DO THIS: Search the data below for "text"; list each line that holds it.

PROVIDED MATERIAL:
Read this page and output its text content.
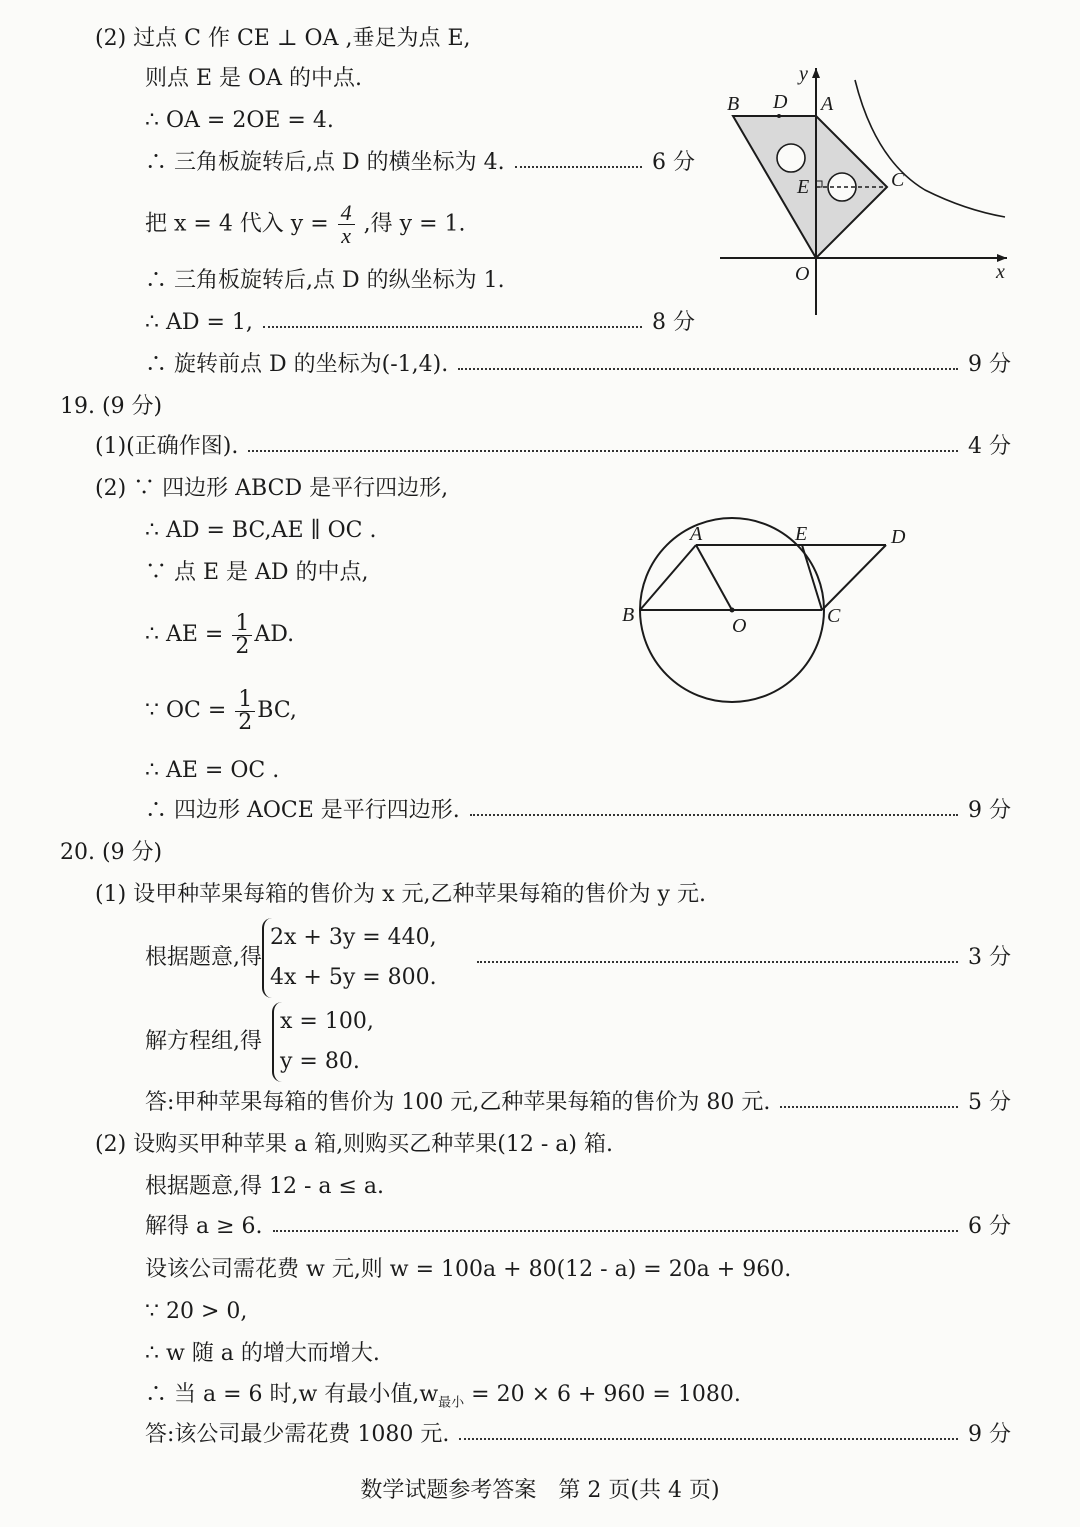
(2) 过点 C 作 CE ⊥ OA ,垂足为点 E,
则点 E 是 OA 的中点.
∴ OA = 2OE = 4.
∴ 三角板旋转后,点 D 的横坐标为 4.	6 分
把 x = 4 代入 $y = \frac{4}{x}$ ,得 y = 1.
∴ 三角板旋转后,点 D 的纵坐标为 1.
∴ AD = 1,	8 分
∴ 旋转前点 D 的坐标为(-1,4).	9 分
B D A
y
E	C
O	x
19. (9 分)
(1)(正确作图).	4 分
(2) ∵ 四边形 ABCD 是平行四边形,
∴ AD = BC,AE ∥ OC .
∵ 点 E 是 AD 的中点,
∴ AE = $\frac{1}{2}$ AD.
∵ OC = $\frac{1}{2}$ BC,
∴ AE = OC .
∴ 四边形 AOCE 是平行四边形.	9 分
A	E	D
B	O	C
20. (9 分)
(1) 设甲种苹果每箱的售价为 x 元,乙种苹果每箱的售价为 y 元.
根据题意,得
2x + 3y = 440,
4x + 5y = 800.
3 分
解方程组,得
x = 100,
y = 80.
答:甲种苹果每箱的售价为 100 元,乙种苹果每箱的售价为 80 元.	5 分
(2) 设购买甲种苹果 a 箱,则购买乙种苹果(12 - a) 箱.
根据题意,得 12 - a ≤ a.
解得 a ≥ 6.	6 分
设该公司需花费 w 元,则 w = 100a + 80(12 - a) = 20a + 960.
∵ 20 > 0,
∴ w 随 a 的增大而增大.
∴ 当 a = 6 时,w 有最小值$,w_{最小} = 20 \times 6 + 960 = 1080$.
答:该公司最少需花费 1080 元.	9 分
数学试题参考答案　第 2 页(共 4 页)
...
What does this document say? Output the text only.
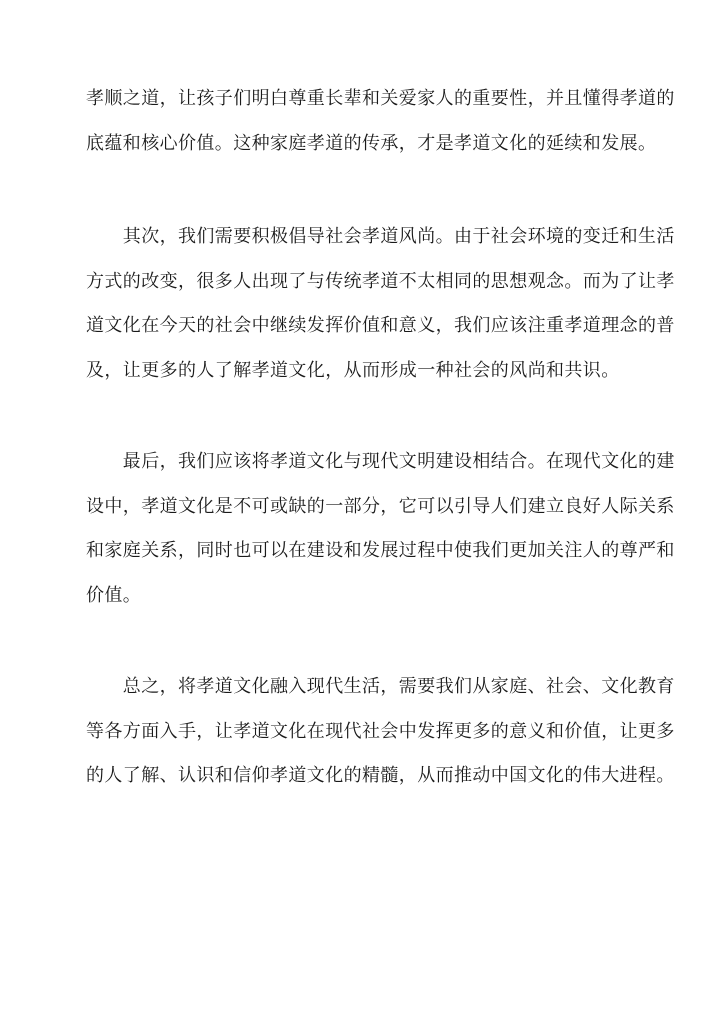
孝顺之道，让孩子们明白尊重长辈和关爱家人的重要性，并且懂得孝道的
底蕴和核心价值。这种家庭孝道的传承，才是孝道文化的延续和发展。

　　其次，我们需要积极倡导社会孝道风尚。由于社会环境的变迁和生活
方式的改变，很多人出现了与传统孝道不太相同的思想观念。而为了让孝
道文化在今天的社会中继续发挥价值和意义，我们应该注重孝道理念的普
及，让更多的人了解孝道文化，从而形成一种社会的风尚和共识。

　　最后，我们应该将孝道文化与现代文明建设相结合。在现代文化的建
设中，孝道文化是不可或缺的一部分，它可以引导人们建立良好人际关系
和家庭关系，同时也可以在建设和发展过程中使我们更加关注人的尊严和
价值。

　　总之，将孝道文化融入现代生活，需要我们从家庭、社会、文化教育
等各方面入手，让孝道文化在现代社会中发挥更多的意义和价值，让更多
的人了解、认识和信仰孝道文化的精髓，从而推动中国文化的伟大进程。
---
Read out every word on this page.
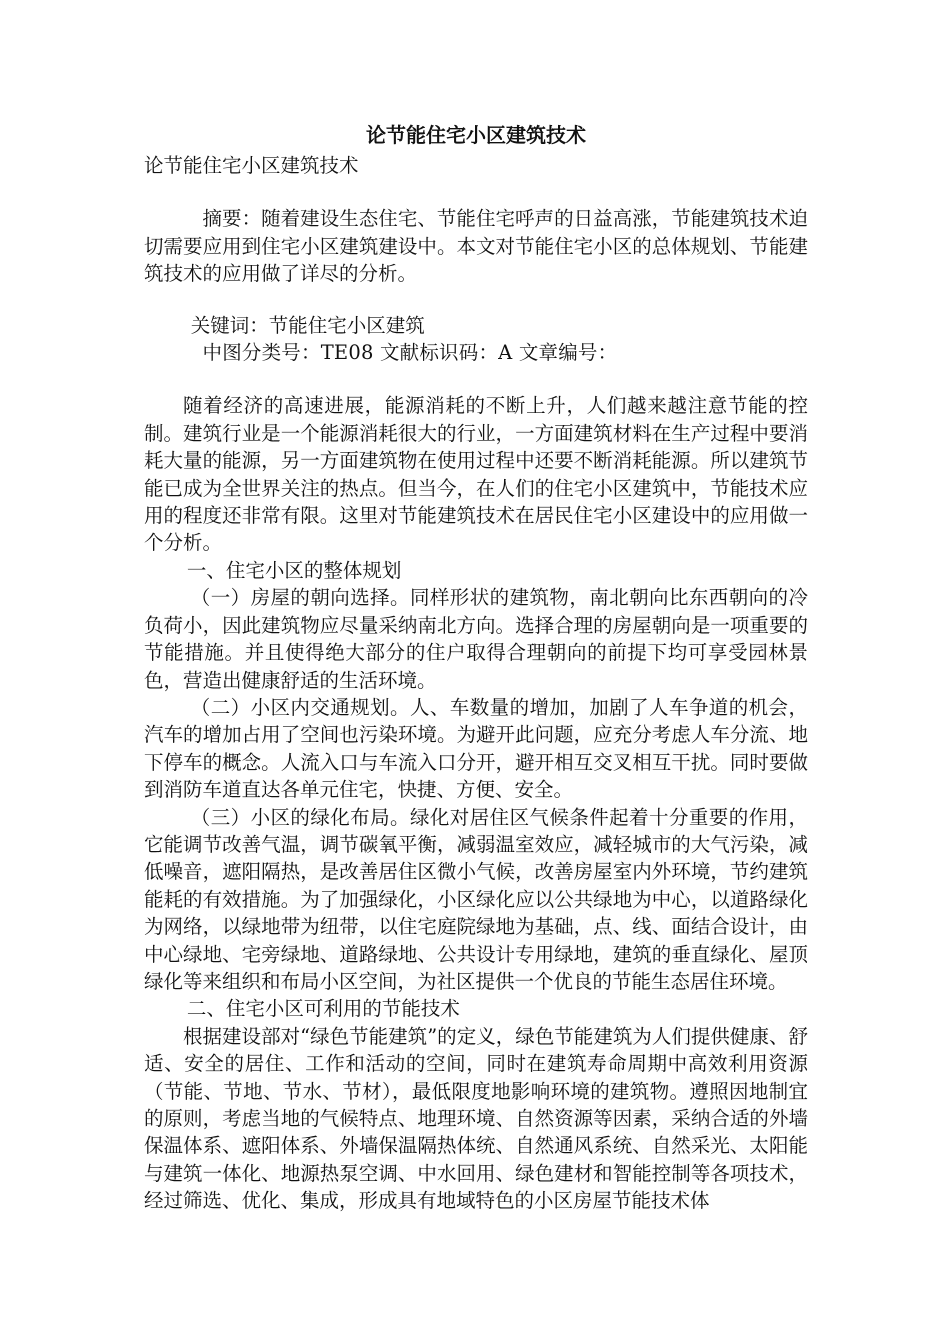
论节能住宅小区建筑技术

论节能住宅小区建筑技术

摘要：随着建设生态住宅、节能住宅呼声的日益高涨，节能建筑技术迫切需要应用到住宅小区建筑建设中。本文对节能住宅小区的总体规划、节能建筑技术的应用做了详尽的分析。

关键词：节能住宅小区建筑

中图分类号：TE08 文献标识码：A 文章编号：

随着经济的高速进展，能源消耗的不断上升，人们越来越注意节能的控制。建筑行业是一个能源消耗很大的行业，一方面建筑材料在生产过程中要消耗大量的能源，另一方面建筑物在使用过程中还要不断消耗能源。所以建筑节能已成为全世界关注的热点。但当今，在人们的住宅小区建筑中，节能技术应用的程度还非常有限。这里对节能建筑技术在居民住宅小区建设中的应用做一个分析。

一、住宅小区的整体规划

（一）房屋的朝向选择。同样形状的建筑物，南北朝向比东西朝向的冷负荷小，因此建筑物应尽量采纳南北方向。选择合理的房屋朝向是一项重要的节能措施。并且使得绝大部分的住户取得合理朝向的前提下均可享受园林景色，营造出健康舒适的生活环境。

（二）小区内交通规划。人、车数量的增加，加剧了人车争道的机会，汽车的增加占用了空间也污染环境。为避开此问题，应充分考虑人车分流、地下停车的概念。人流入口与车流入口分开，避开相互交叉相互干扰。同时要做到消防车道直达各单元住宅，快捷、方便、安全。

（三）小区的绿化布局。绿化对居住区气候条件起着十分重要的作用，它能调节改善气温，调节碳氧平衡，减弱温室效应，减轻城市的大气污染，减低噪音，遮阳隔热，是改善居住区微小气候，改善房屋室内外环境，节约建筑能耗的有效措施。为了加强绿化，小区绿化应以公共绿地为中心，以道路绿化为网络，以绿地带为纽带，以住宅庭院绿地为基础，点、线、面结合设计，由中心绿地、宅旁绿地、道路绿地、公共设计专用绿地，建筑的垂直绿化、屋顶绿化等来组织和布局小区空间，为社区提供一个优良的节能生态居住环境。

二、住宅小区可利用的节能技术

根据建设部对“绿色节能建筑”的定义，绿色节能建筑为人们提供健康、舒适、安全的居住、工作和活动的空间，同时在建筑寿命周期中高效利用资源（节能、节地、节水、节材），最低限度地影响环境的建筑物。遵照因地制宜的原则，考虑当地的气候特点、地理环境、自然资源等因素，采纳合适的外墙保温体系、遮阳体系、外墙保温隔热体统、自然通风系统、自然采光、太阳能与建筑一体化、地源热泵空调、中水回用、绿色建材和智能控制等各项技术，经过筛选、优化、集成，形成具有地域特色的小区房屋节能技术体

EXERCISE SOLUTION:
Read this page and output its text content.
What does this document say? Output the text only.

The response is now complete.